__Written task__. The records are to be restated in their entirety, word for word.

__Supplied material__.
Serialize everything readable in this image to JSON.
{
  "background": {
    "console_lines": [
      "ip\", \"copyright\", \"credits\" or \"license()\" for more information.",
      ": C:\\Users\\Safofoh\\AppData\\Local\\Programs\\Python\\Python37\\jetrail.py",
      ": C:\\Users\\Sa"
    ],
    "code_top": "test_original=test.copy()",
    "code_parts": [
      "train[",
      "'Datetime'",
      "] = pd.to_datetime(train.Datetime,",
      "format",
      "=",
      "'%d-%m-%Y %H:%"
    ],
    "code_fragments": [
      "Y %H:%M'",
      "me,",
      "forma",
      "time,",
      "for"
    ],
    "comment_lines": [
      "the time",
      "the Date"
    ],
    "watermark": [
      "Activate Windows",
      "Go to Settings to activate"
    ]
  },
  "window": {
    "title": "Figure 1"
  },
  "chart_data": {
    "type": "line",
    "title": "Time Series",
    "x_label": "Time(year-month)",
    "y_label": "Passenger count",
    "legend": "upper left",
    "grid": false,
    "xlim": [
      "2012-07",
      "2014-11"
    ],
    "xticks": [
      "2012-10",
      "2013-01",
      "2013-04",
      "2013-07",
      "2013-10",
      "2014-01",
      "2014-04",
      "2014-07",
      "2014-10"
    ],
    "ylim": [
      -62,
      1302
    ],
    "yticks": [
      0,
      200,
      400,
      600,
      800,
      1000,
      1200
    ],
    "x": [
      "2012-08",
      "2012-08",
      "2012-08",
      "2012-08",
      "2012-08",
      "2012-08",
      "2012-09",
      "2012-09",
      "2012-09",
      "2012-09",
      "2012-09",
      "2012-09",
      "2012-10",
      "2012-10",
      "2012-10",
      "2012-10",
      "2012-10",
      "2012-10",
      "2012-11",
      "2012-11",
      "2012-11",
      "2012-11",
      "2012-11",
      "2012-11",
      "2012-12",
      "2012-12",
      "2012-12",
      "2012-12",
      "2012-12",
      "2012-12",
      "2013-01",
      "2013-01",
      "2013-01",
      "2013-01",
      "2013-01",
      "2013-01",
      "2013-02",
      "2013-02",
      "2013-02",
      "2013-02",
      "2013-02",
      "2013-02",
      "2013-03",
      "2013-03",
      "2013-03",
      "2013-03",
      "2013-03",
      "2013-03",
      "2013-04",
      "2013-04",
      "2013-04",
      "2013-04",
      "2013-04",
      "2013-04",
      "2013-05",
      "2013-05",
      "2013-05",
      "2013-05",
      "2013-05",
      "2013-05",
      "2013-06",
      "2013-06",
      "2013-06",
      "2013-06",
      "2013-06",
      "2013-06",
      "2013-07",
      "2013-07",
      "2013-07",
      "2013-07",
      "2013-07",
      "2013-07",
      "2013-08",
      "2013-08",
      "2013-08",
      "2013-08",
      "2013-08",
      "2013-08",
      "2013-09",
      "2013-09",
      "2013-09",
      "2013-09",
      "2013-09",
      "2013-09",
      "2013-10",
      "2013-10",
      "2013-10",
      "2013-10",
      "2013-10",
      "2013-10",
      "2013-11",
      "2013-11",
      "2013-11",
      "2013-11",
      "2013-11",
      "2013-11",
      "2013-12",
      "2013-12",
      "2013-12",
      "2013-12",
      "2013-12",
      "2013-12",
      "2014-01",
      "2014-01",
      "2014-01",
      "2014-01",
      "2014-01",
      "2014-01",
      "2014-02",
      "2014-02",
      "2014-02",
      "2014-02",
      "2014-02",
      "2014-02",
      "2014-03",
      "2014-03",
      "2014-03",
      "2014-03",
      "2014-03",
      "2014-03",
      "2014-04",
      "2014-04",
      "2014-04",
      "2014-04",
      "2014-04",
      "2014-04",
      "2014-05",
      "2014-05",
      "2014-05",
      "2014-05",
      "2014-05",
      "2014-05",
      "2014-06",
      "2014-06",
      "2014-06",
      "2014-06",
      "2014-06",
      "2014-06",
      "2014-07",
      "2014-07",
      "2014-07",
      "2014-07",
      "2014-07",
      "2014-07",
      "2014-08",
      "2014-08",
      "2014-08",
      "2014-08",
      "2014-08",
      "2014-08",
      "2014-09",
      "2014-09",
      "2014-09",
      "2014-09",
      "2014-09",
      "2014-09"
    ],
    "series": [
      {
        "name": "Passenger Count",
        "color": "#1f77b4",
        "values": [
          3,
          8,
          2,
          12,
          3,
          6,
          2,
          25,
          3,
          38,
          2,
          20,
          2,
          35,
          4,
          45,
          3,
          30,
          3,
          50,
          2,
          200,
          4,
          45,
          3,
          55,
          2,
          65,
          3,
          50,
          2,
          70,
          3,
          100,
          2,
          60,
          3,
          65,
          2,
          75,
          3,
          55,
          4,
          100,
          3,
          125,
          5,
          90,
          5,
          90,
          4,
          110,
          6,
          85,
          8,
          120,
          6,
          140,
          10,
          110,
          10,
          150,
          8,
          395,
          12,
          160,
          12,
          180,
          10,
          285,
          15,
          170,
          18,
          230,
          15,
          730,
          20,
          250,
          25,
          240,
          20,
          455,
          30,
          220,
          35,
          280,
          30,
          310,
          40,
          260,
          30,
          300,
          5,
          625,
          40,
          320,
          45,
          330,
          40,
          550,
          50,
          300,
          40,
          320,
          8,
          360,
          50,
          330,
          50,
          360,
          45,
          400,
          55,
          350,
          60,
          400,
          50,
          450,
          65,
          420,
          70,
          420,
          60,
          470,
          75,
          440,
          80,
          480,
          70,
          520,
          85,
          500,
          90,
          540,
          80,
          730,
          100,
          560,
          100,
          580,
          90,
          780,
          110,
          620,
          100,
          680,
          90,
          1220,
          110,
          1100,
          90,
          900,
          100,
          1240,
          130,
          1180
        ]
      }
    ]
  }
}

__Exercise result__.
Serialize everything readable in this image to JSON.
{
  "background": {
    "console_lines": [
      "ip\", \"copyright\", \"credits\" or \"license()\" for more information.",
      ": C:\\Users\\Safofoh\\AppData\\Local\\Programs\\Python\\Python37\\jetrail.py",
      ": C:\\Users\\Sa"
    ],
    "code_top": "test_original=test.copy()",
    "code_parts": [
      "train[",
      "'Datetime'",
      "] = pd.to_datetime(train.Datetime,",
      "format",
      "=",
      "'%d-%m-%Y %H:%"
    ],
    "code_fragments": [
      "Y %H:%M'",
      "me,",
      "forma",
      "time,",
      "for"
    ],
    "comment_lines": [
      "the time",
      "the Date"
    ],
    "watermark": [
      "Activate Windows",
      "Go to Settings to activate"
    ]
  },
  "window": {
    "title": "Figure 1"
  },
  "chart_data": {
    "type": "line",
    "title": "Time Series",
    "x_label": "Time(year-month)",
    "y_label": "Passenger count",
    "legend": "upper left",
    "grid": false,
    "xlim": [
      "2012-07",
      "2014-11"
    ],
    "xticks": [
      "2012-10",
      "2013-01",
      "2013-04",
      "2013-07",
      "2013-10",
      "2014-01",
      "2014-04",
      "2014-07",
      "2014-10"
    ],
    "ylim": [
      -62,
      1302
    ],
    "yticks": [
      0,
      200,
      400,
      600,
      800,
      1000,
      1200
    ],
    "x": [
      "2012-08",
      "2012-08",
      "2012-08",
      "2012-08",
      "2012-08",
      "2012-08",
      "2012-09",
      "2012-09",
      "2012-09",
      "2012-09",
      "2012-09",
      "2012-09",
      "2012-10",
      "2012-10",
      "2012-10",
      "2012-10",
      "2012-10",
      "2012-10",
      "2012-11",
      "2012-11",
      "2012-11",
      "2012-11",
      "2012-11",
      "2012-11",
      "2012-12",
      "2012-12",
      "2012-12",
      "2012-12",
      "2012-12",
      "2012-12",
      "2013-01",
      "2013-01",
      "2013-01",
      "2013-01",
      "2013-01",
      "2013-01",
      "2013-02",
      "2013-02",
      "2013-02",
      "2013-02",
      "2013-02",
      "2013-02",
      "2013-03",
      "2013-03",
      "2013-03",
      "2013-03",
      "2013-03",
      "2013-03",
      "2013-04",
      "2013-04",
      "2013-04",
      "2013-04",
      "2013-04",
      "2013-04",
      "2013-05",
      "2013-05",
      "2013-05",
      "2013-05",
      "2013-05",
      "2013-05",
      "2013-06",
      "2013-06",
      "2013-06",
      "2013-06",
      "2013-06",
      "2013-06",
      "2013-07",
      "2013-07",
      "2013-07",
      "2013-07",
      "2013-07",
      "2013-07",
      "2013-08",
      "2013-08",
      "2013-08",
      "2013-08",
      "2013-08",
      "2013-08",
      "2013-09",
      "2013-09",
      "2013-09",
      "2013-09",
      "2013-09",
      "2013-09",
      "2013-10",
      "2013-10",
      "2013-10",
      "2013-10",
      "2013-10",
      "2013-10",
      "2013-11",
      "2013-11",
      "2013-11",
      "2013-11",
      "2013-11",
      "2013-11",
      "2013-12",
      "2013-12",
      "2013-12",
      "2013-12",
      "2013-12",
      "2013-12",
      "2014-01",
      "2014-01",
      "2014-01",
      "2014-01",
      "2014-01",
      "2014-01",
      "2014-02",
      "2014-02",
      "2014-02",
      "2014-02",
      "2014-02",
      "2014-02",
      "2014-03",
      "2014-03",
      "2014-03",
      "2014-03",
      "2014-03",
      "2014-03",
      "2014-04",
      "2014-04",
      "2014-04",
      "2014-04",
      "2014-04",
      "2014-04",
      "2014-05",
      "2014-05",
      "2014-05",
      "2014-05",
      "2014-05",
      "2014-05",
      "2014-06",
      "2014-06",
      "2014-06",
      "2014-06",
      "2014-06",
      "2014-06",
      "2014-07",
      "2014-07",
      "2014-07",
      "2014-07",
      "2014-07",
      "2014-07",
      "2014-08",
      "2014-08",
      "2014-08",
      "2014-08",
      "2014-08",
      "2014-08",
      "2014-09",
      "2014-09",
      "2014-09",
      "2014-09",
      "2014-09",
      "2014-09"
    ],
    "series": [
      {
        "name": "Passenger Count",
        "color": "#1f77b4",
        "values": [
          3,
          8,
          2,
          12,
          3,
          6,
          2,
          25,
          3,
          38,
          2,
          20,
          2,
          35,
          4,
          45,
          3,
          30,
          3,
          50,
          2,
          200,
          4,
          45,
          3,
          55,
          2,
          65,
          3,
          50,
          2,
          70,
          3,
          100,
          2,
          60,
          3,
          65,
          2,
          75,
          3,
          55,
          4,
          100,
          3,
          125,
          5,
          90,
          5,
          90,
          4,
          110,
          6,
          85,
          8,
          120,
          6,
          140,
          10,
          110,
          10,
          150,
          8,
          395,
          12,
          160,
          12,
          180,
          10,
          285,
          15,
          170,
          18,
          230,
          15,
          730,
          20,
          250,
          25,
          240,
          20,
          455,
          30,
          220,
          35,
          280,
          30,
          310,
          40,
          260,
          30,
          300,
          5,
          625,
          40,
          320,
          45,
          330,
          40,
          550,
          50,
          300,
          40,
          320,
          8,
          360,
          50,
          330,
          50,
          360,
          45,
          400,
          55,
          350,
          60,
          400,
          50,
          450,
          65,
          420,
          70,
          420,
          60,
          470,
          75,
          440,
          80,
          480,
          70,
          520,
          85,
          500,
          90,
          540,
          80,
          730,
          100,
          560,
          100,
          580,
          90,
          780,
          110,
          620,
          100,
          680,
          90,
          1220,
          110,
          1100,
          90,
          900,
          100,
          1240,
          130,
          1180
        ]
      }
    ]
  }
}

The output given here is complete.